WRITTEN PROBLEM >>
Return every record verbatim.

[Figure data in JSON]
* begin *

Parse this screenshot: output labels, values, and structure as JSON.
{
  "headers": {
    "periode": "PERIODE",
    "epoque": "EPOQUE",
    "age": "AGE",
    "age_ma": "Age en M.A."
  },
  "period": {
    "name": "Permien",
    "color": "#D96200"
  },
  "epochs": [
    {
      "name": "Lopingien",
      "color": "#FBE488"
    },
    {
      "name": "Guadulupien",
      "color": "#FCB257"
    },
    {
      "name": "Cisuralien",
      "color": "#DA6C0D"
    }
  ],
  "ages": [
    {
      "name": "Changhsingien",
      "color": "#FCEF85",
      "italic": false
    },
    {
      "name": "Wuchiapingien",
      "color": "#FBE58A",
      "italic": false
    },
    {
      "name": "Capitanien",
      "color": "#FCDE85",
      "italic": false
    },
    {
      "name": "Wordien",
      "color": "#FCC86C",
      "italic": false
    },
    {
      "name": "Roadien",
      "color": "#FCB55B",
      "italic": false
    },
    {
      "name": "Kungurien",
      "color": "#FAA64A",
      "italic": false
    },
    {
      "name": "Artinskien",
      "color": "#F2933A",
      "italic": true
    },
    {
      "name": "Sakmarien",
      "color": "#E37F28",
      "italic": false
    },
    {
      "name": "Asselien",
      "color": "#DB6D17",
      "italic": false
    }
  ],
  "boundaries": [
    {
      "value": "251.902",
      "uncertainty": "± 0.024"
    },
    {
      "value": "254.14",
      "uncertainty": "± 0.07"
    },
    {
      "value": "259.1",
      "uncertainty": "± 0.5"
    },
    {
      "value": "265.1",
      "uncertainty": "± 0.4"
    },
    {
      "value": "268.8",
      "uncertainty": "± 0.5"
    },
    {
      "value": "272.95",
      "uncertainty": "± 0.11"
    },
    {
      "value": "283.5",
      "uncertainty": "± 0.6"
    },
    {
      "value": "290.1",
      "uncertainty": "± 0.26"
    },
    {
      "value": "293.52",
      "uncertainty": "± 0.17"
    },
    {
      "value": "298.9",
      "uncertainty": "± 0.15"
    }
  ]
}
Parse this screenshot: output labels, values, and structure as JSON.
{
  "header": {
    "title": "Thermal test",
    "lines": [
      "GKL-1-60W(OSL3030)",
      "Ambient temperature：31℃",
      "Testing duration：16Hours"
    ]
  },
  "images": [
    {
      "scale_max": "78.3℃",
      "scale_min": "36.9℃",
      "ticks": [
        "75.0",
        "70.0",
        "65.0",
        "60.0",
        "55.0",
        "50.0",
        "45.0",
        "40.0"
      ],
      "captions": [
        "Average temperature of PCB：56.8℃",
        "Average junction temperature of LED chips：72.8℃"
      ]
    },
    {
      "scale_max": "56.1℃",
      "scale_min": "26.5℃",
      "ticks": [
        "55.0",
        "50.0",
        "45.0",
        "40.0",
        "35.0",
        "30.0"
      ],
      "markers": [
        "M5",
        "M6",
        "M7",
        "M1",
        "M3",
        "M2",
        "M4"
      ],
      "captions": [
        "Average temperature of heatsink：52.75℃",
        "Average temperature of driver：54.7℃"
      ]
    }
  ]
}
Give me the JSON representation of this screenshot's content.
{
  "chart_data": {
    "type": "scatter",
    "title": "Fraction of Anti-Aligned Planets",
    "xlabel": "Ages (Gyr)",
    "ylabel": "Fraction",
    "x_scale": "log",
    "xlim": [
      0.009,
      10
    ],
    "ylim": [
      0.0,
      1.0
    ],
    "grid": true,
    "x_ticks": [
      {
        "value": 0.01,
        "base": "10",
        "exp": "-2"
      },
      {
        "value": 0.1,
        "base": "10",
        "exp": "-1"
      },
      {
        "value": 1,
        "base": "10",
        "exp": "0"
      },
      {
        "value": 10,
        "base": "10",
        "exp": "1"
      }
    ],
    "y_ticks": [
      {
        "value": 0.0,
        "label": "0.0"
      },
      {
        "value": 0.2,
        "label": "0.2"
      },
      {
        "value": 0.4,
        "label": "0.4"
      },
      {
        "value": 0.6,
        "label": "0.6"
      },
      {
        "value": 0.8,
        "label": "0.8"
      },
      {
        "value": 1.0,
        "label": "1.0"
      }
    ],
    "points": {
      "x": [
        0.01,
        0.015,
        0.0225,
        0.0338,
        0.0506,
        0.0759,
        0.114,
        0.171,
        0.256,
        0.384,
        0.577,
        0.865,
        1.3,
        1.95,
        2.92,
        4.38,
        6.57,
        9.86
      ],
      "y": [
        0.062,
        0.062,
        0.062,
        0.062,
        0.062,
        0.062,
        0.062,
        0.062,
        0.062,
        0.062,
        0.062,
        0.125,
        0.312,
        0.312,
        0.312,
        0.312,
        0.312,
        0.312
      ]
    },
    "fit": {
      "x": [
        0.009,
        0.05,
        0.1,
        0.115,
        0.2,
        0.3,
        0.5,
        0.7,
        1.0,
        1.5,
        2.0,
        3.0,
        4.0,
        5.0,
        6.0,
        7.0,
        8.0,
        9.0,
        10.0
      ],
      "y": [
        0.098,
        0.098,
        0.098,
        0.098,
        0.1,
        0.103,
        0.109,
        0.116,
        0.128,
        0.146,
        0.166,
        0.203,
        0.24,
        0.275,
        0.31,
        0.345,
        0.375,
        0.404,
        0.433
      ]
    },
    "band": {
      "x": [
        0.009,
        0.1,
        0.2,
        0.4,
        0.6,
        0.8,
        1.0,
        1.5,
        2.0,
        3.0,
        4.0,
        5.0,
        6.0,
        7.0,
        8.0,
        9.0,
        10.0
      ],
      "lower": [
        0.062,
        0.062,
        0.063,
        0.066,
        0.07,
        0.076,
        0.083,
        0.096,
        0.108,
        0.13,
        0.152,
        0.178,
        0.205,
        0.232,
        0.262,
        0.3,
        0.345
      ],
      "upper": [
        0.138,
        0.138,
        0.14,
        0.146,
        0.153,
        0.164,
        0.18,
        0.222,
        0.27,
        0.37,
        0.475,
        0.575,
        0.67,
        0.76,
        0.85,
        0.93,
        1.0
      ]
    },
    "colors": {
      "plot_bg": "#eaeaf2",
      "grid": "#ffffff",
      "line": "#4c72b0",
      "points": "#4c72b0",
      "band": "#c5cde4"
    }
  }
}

* end *

EXERCISE ANSWER >>
Parse this screenshot: output labels, values, and structure as JSON.
{
  "headers": {
    "periode": "PERIODE",
    "epoque": "EPOQUE",
    "age": "AGE",
    "age_ma": "Age en M.A."
  },
  "period": {
    "name": "Permien",
    "color": "#D96200"
  },
  "epochs": [
    {
      "name": "Lopingien",
      "color": "#FBE488"
    },
    {
      "name": "Guadulupien",
      "color": "#FCB257"
    },
    {
      "name": "Cisuralien",
      "color": "#DA6C0D"
    }
  ],
  "ages": [
    {
      "name": "Changhsingien",
      "color": "#FCEF85",
      "italic": false
    },
    {
      "name": "Wuchiapingien",
      "color": "#FBE58A",
      "italic": false
    },
    {
      "name": "Capitanien",
      "color": "#FCDE85",
      "italic": false
    },
    {
      "name": "Wordien",
      "color": "#FCC86C",
      "italic": false
    },
    {
      "name": "Roadien",
      "color": "#FCB55B",
      "italic": false
    },
    {
      "name": "Kungurien",
      "color": "#FAA64A",
      "italic": false
    },
    {
      "name": "Artinskien",
      "color": "#F2933A",
      "italic": true
    },
    {
      "name": "Sakmarien",
      "color": "#E37F28",
      "italic": false
    },
    {
      "name": "Asselien",
      "color": "#DB6D17",
      "italic": false
    }
  ],
  "boundaries": [
    {
      "value": "251.902",
      "uncertainty": "± 0.024"
    },
    {
      "value": "254.14",
      "uncertainty": "± 0.07"
    },
    {
      "value": "259.1",
      "uncertainty": "± 0.5"
    },
    {
      "value": "265.1",
      "uncertainty": "± 0.4"
    },
    {
      "value": "268.8",
      "uncertainty": "± 0.5"
    },
    {
      "value": "272.95",
      "uncertainty": "± 0.11"
    },
    {
      "value": "283.5",
      "uncertainty": "± 0.6"
    },
    {
      "value": "290.1",
      "uncertainty": "± 0.26"
    },
    {
      "value": "293.52",
      "uncertainty": "± 0.17"
    },
    {
      "value": "298.9",
      "uncertainty": "± 0.15"
    }
  ]
}
Parse this screenshot: output labels, values, and structure as JSON.
{
  "header": {
    "title": "Thermal test",
    "lines": [
      "GKL-1-60W(OSL3030)",
      "Ambient temperature：31℃",
      "Testing duration：16Hours"
    ]
  },
  "images": [
    {
      "scale_max": "78.3℃",
      "scale_min": "36.9℃",
      "ticks": [
        "75.0",
        "70.0",
        "65.0",
        "60.0",
        "55.0",
        "50.0",
        "45.0",
        "40.0"
      ],
      "captions": [
        "Average temperature of PCB：56.8℃",
        "Average junction temperature of LED chips：72.8℃"
      ]
    },
    {
      "scale_max": "56.1℃",
      "scale_min": "26.5℃",
      "ticks": [
        "55.0",
        "50.0",
        "45.0",
        "40.0",
        "35.0",
        "30.0"
      ],
      "markers": [
        "M5",
        "M6",
        "M7",
        "M1",
        "M3",
        "M2",
        "M4"
      ],
      "captions": [
        "Average temperature of heatsink：52.75℃",
        "Average temperature of driver：54.7℃"
      ]
    }
  ]
}
Give me the JSON representation of this screenshot's content.
{
  "chart_data": {
    "type": "scatter",
    "title": "Fraction of Anti-Aligned Planets",
    "xlabel": "Ages (Gyr)",
    "ylabel": "Fraction",
    "x_scale": "log",
    "xlim": [
      0.009,
      10
    ],
    "ylim": [
      0.0,
      1.0
    ],
    "grid": true,
    "x_ticks": [
      {
        "value": 0.01,
        "base": "10",
        "exp": "-2"
      },
      {
        "value": 0.1,
        "base": "10",
        "exp": "-1"
      },
      {
        "value": 1,
        "base": "10",
        "exp": "0"
      },
      {
        "value": 10,
        "base": "10",
        "exp": "1"
      }
    ],
    "y_ticks": [
      {
        "value": 0.0,
        "label": "0.0"
      },
      {
        "value": 0.2,
        "label": "0.2"
      },
      {
        "value": 0.4,
        "label": "0.4"
      },
      {
        "value": 0.6,
        "label": "0.6"
      },
      {
        "value": 0.8,
        "label": "0.8"
      },
      {
        "value": 1.0,
        "label": "1.0"
      }
    ],
    "points": {
      "x": [
        0.01,
        0.015,
        0.0225,
        0.0338,
        0.0506,
        0.0759,
        0.114,
        0.171,
        0.256,
        0.384,
        0.577,
        0.865,
        1.3,
        1.95,
        2.92,
        4.38,
        6.57,
        9.86
      ],
      "y": [
        0.062,
        0.062,
        0.062,
        0.062,
        0.062,
        0.062,
        0.062,
        0.062,
        0.062,
        0.062,
        0.062,
        0.125,
        0.312,
        0.312,
        0.312,
        0.312,
        0.312,
        0.312
      ]
    },
    "fit": {
      "x": [
        0.009,
        0.05,
        0.1,
        0.115,
        0.2,
        0.3,
        0.5,
        0.7,
        1.0,
        1.5,
        2.0,
        3.0,
        4.0,
        5.0,
        6.0,
        7.0,
        8.0,
        9.0,
        10.0
      ],
      "y": [
        0.098,
        0.098,
        0.098,
        0.098,
        0.1,
        0.103,
        0.109,
        0.116,
        0.128,
        0.146,
        0.166,
        0.203,
        0.24,
        0.275,
        0.31,
        0.345,
        0.375,
        0.404,
        0.433
      ]
    },
    "band": {
      "x": [
        0.009,
        0.1,
        0.2,
        0.4,
        0.6,
        0.8,
        1.0,
        1.5,
        2.0,
        3.0,
        4.0,
        5.0,
        6.0,
        7.0,
        8.0,
        9.0,
        10.0
      ],
      "lower": [
        0.062,
        0.062,
        0.063,
        0.066,
        0.07,
        0.076,
        0.083,
        0.096,
        0.108,
        0.13,
        0.152,
        0.178,
        0.205,
        0.232,
        0.262,
        0.3,
        0.345
      ],
      "upper": [
        0.138,
        0.138,
        0.14,
        0.146,
        0.153,
        0.164,
        0.18,
        0.222,
        0.27,
        0.37,
        0.475,
        0.575,
        0.67,
        0.76,
        0.85,
        0.93,
        1.0
      ]
    },
    "colors": {
      "plot_bg": "#eaeaf2",
      "grid": "#ffffff",
      "line": "#4c72b0",
      "points": "#4c72b0",
      "band": "#c5cde4"
    }
  }
}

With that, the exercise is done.